**Problem**
Leaving out the pictures, transcribe all of the records faithfully.

+---+

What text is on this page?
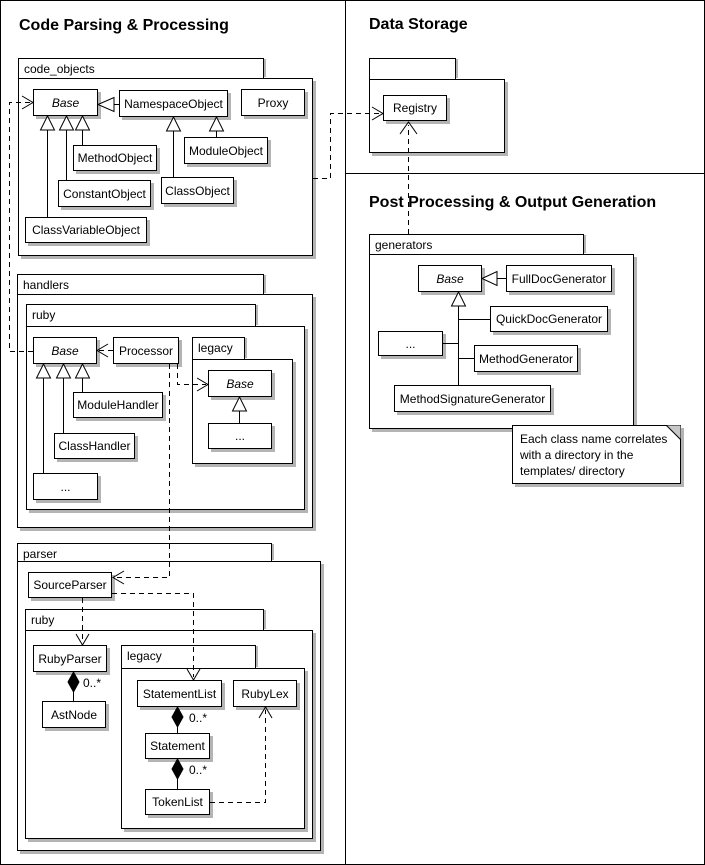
Code Parsing & Processing	Data Storage
Post Processing & Output Generation
code_objects
handlers
ruby
legacy
parser
ruby
legacy
generators
Base	NamespaceObject	Proxy
MethodObject
ModuleObject
ConstantObject	ClassObject
ClassVariableObject
Base	Processor
ModuleHandler
ClassHandler
...
Base
...
SourceParser
RubyParser
AstNode
StatementList	RubyLex
Statement
TokenList
Registry
Base	FullDocGenerator
QuickDocGenerator
...
MethodGenerator
MethodSignatureGenerator
0..*
0..*
0..*
Each class name correlates with a directory in the templates/ directory
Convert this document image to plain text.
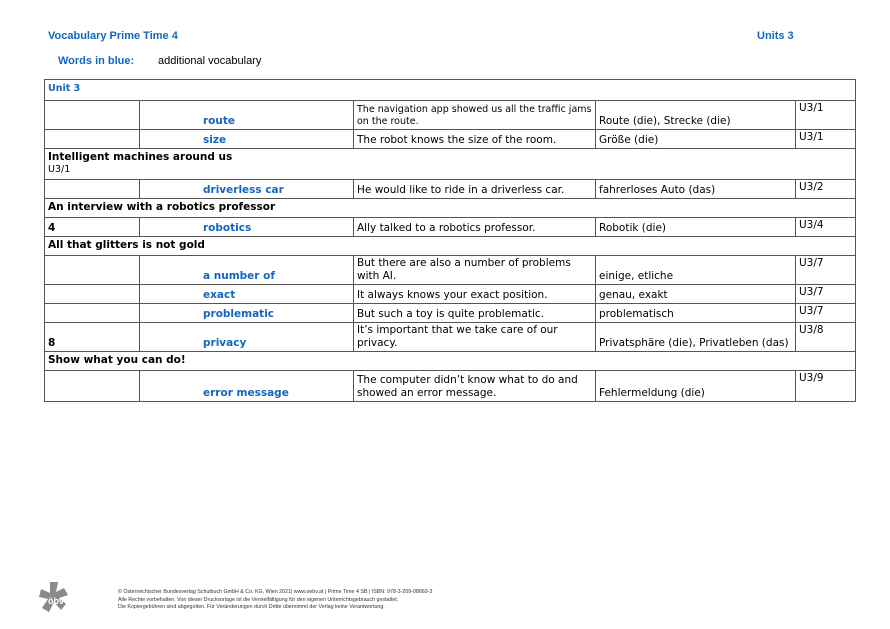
Vocabulary Prime Time 4	Units 3
Words in blue: additional vocabulary
Unit 3				
	route	The navigation app showed us all the traffic jams on the route.	Route (die), Strecke (die)	U3/1
	size	The robot knows the size of the room.	Größe (die)	U3/1
Intelligent machines around us
U3/1				

	driverless car	He would like to ride in a driverless car.	fahrerloses Auto (das)	U3/2
An interview with a robotics professor				
4	robotics	Ally talked to a robotics professor.	Robotik (die)	U3/4
All that glitters is not gold				
	a number of	But there are also a number of problems with AI.	einige, etliche	U3/7
	exact	It always knows your exact position.	genau, exakt	U3/7
	problematic	But such a toy is quite problematic.	problematisch	U3/7
8	privacy	It’s important that we take care of our privacy.	Privatsphäre (die), Privatleben (das)	U3/8
Show what you can do!				
	error message	The computer didn’t know what to do and showed an error message.	Fehlermeldung (die)	U3/9
öbv
© Österreichischer Bundesverlag Schulbuch GmbH & Co. KG, Wien 2021| www.oebv.at | Prime Time 4 SB | ISBN: 978-3-209-08669-3
Alle Rechte vorbehalten. Von dieser Druckvorlage ist die Vervielfältigung für den eigenen Unterrichtsgebrauch gestattet.
Die Kopiergebühren sind abgegolten. Für Veränderungen durch Dritte übernimmt der Verlag keine Verantwortung.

+---+

**Output**
What text is on this page?
Code Parsing & Processing	Data Storage
Post Processing & Output Generation
code_objects
handlers
ruby
legacy
parser
ruby
legacy
generators
Base	NamespaceObject	Proxy
MethodObject
ModuleObject
ConstantObject	ClassObject
ClassVariableObject
Base	Processor
ModuleHandler
ClassHandler
...
Base
...
SourceParser
RubyParser
AstNode
StatementList	RubyLex
Statement
TokenList
Registry
Base	FullDocGenerator
QuickDocGenerator
...
MethodGenerator
MethodSignatureGenerator
0..*
0..*
0..*
Each class name correlates with a directory in the templates/ directory
Convert this document image to plain text.
Vocabulary Prime Time 4	Units 3
Words in blue: additional vocabulary
Unit 3				
	route	The navigation app showed us all the traffic jams on the route.	Route (die), Strecke (die)	U3/1
	size	The robot knows the size of the room.	Größe (die)	U3/1
Intelligent machines around us
U3/1				

	driverless car	He would like to ride in a driverless car.	fahrerloses Auto (das)	U3/2
An interview with a robotics professor				
4	robotics	Ally talked to a robotics professor.	Robotik (die)	U3/4
All that glitters is not gold				
	a number of	But there are also a number of problems with AI.	einige, etliche	U3/7
	exact	It always knows your exact position.	genau, exakt	U3/7
	problematic	But such a toy is quite problematic.	problematisch	U3/7
8	privacy	It’s important that we take care of our privacy.	Privatsphäre (die), Privatleben (das)	U3/8
Show what you can do!				
	error message	The computer didn’t know what to do and showed an error message.	Fehlermeldung (die)	U3/9
öbv
© Österreichischer Bundesverlag Schulbuch GmbH & Co. KG, Wien 2021| www.oebv.at | Prime Time 4 SB | ISBN: 978-3-209-08669-3
Alle Rechte vorbehalten. Von dieser Druckvorlage ist die Vervielfältigung für den eigenen Unterrichtsgebrauch gestattet.
Die Kopiergebühren sind abgegolten. Für Veränderungen durch Dritte übernimmt der Verlag keine Verantwortung.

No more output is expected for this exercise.